PROBLEM DETAILS:
Report each line of the data that has "from" somewhere in it.

● ● ● ● ●

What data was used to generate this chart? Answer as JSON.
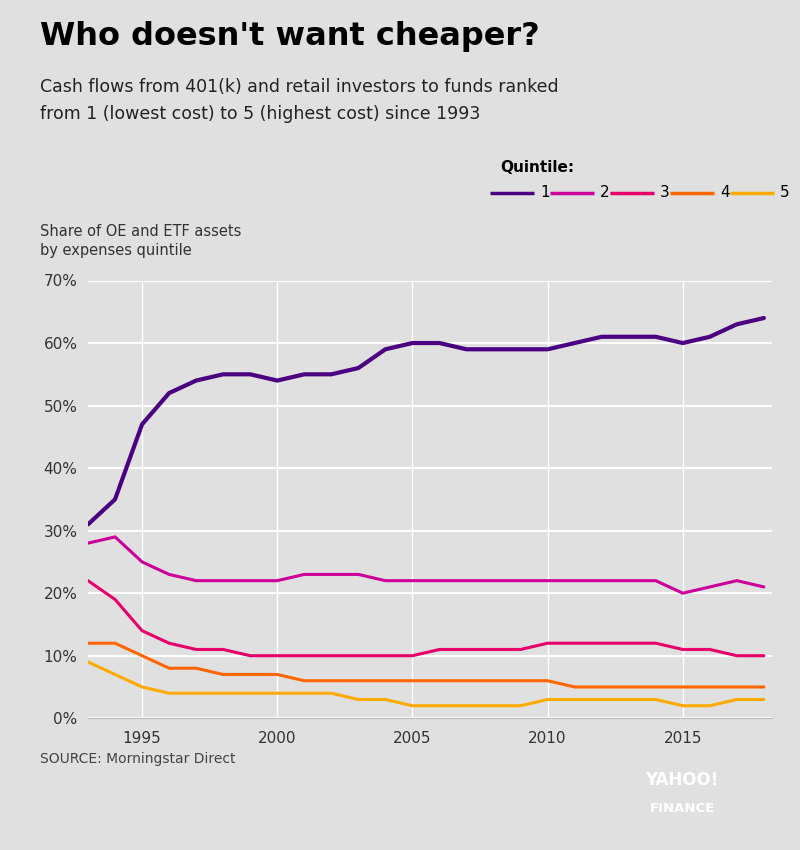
{
  "title": "Who doesn't want cheaper?",
  "subtitle_line1": "Cash flows from 401(k) and retail investors to funds ranked",
  "subtitle_line2": "from 1 (lowest cost) to 5 (highest cost) since 1993",
  "ylabel_line1": "Share of OE and ETF assets",
  "ylabel_line2": "by expenses quintile",
  "source": "SOURCE: Morningstar Direct",
  "legend_title": "Quintile:",
  "background_color": "#e0e0e0",
  "years": [
    1993,
    1994,
    1995,
    1996,
    1997,
    1998,
    1999,
    2000,
    2001,
    2002,
    2003,
    2004,
    2005,
    2006,
    2007,
    2008,
    2009,
    2010,
    2011,
    2012,
    2013,
    2014,
    2015,
    2016,
    2017,
    2018
  ],
  "q1": [
    31,
    35,
    47,
    52,
    54,
    55,
    55,
    54,
    55,
    55,
    56,
    59,
    60,
    60,
    59,
    59,
    59,
    59,
    60,
    61,
    61,
    61,
    60,
    61,
    63,
    64
  ],
  "q2": [
    28,
    29,
    25,
    23,
    22,
    22,
    22,
    22,
    23,
    23,
    23,
    22,
    22,
    22,
    22,
    22,
    22,
    22,
    22,
    22,
    22,
    22,
    20,
    21,
    22,
    21
  ],
  "q3": [
    22,
    19,
    14,
    12,
    11,
    11,
    10,
    10,
    10,
    10,
    10,
    10,
    10,
    11,
    11,
    11,
    11,
    12,
    12,
    12,
    12,
    12,
    11,
    11,
    10,
    10
  ],
  "q4": [
    12,
    12,
    10,
    8,
    8,
    7,
    7,
    7,
    6,
    6,
    6,
    6,
    6,
    6,
    6,
    6,
    6,
    6,
    5,
    5,
    5,
    5,
    5,
    5,
    5,
    5
  ],
  "q5": [
    9,
    7,
    5,
    4,
    4,
    4,
    4,
    4,
    4,
    4,
    3,
    3,
    2,
    2,
    2,
    2,
    2,
    3,
    3,
    3,
    3,
    3,
    2,
    2,
    3,
    3
  ],
  "colors": {
    "q1": "#4b0082",
    "q2": "#cc0099",
    "q3": "#e8006a",
    "q4": "#ff6600",
    "q5": "#ffaa00"
  },
  "ylim": [
    0,
    70
  ],
  "yticks": [
    0,
    10,
    20,
    30,
    40,
    50,
    60,
    70
  ],
  "line_width": 2.2
}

● ● ● ● ●

EXERCISE ANSWER:
  "subtitle_line1": "Cash flows from 401(k) and retail investors to funds ranked",
  "subtitle_line2": "from 1 (lowest cost) to 5 (highest cost) since 1993",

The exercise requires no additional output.